Task description -
Report every line below that holds the word "наук".

======== Dataset excerpts

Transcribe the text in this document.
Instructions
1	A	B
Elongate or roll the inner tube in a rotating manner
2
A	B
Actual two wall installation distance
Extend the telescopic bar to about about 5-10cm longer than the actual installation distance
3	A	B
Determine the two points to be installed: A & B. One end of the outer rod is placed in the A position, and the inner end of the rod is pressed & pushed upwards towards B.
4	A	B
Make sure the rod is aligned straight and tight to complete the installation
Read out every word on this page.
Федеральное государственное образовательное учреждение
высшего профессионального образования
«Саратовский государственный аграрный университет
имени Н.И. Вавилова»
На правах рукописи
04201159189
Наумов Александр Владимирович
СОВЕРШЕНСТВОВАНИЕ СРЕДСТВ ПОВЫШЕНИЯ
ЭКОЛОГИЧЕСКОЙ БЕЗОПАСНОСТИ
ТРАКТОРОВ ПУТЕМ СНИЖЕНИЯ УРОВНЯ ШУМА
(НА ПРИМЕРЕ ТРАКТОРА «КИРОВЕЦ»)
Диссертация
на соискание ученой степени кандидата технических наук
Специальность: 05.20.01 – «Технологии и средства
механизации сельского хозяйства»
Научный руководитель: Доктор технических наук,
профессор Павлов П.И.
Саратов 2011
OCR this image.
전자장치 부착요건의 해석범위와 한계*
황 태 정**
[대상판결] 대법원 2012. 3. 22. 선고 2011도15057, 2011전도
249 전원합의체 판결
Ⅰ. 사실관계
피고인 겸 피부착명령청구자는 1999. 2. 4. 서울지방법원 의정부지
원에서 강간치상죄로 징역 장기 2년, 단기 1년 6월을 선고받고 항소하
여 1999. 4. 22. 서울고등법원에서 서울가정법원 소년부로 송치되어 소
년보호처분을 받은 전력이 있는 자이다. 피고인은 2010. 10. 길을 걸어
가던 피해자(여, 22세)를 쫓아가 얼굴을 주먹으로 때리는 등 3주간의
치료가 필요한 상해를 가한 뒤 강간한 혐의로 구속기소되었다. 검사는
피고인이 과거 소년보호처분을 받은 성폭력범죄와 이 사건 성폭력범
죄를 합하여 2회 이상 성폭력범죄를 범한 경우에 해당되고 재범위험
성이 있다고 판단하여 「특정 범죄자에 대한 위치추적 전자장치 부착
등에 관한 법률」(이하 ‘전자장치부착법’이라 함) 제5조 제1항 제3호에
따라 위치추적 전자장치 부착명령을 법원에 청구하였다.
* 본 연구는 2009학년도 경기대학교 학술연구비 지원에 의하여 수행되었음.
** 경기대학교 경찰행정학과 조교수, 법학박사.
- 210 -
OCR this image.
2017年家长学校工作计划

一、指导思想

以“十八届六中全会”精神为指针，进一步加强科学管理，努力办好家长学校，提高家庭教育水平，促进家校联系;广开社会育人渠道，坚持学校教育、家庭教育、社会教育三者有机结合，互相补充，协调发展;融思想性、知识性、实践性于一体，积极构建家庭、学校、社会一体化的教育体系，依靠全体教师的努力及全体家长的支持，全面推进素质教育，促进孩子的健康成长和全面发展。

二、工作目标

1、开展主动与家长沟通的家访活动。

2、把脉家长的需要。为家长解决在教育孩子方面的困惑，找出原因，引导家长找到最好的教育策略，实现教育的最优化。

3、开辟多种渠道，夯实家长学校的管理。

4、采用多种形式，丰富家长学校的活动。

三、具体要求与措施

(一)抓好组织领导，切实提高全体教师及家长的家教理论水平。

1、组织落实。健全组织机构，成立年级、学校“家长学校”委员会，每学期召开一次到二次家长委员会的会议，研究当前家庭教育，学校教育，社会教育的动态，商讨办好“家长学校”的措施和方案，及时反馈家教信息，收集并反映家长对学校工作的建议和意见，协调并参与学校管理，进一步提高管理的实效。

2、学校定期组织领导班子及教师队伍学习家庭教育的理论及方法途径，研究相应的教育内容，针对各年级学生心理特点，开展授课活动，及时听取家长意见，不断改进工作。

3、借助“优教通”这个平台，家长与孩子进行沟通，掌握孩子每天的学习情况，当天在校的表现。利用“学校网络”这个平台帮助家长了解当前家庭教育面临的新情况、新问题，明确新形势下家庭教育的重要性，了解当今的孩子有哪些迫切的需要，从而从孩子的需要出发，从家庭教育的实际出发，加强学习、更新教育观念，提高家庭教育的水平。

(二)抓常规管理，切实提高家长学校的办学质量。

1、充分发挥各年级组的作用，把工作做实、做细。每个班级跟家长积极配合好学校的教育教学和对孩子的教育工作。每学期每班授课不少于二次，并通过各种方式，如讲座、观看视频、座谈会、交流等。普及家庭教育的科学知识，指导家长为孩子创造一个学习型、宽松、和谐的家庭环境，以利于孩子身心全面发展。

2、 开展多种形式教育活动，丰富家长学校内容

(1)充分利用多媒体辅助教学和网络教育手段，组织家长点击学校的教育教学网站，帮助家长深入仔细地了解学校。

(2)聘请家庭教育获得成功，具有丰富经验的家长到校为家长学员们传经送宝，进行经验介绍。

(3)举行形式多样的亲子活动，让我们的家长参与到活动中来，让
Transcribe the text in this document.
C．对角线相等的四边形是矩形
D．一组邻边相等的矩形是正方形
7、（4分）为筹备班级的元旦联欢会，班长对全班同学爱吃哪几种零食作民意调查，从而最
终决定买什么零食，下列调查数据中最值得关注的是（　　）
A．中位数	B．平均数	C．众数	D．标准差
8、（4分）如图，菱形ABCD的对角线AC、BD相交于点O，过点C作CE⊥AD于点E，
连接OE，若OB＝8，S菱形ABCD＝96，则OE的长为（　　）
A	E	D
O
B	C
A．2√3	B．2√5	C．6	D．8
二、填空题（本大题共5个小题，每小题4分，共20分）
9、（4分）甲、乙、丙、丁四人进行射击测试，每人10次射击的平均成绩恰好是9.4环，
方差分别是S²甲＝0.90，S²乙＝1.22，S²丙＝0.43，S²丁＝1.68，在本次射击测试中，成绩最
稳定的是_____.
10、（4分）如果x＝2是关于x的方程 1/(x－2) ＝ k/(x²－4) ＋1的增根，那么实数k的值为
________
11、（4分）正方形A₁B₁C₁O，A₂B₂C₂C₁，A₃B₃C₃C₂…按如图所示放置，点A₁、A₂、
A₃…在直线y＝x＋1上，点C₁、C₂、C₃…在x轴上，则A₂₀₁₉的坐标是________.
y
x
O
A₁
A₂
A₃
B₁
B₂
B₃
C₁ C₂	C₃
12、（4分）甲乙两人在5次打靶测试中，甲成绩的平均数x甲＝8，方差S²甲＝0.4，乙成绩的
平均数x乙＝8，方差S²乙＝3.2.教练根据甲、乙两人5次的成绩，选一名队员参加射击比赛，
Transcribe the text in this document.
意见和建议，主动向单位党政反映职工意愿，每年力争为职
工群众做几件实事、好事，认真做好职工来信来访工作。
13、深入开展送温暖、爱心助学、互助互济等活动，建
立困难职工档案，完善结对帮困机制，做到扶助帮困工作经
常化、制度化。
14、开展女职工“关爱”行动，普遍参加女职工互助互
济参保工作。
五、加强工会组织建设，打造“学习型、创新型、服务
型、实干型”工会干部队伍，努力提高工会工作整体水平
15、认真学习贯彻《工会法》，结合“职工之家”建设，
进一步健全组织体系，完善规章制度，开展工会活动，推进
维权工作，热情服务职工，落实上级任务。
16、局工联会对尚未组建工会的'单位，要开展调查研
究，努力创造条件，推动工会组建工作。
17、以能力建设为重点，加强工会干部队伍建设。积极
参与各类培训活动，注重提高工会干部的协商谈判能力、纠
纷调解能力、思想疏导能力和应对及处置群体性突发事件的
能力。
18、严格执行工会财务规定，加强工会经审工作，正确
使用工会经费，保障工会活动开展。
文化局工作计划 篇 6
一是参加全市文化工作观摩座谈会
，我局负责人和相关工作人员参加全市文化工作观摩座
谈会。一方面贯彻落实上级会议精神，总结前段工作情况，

================

Completed task -
на соискание ученой степени кандидата технических наук
Научный руководитель: Доктор технических наук,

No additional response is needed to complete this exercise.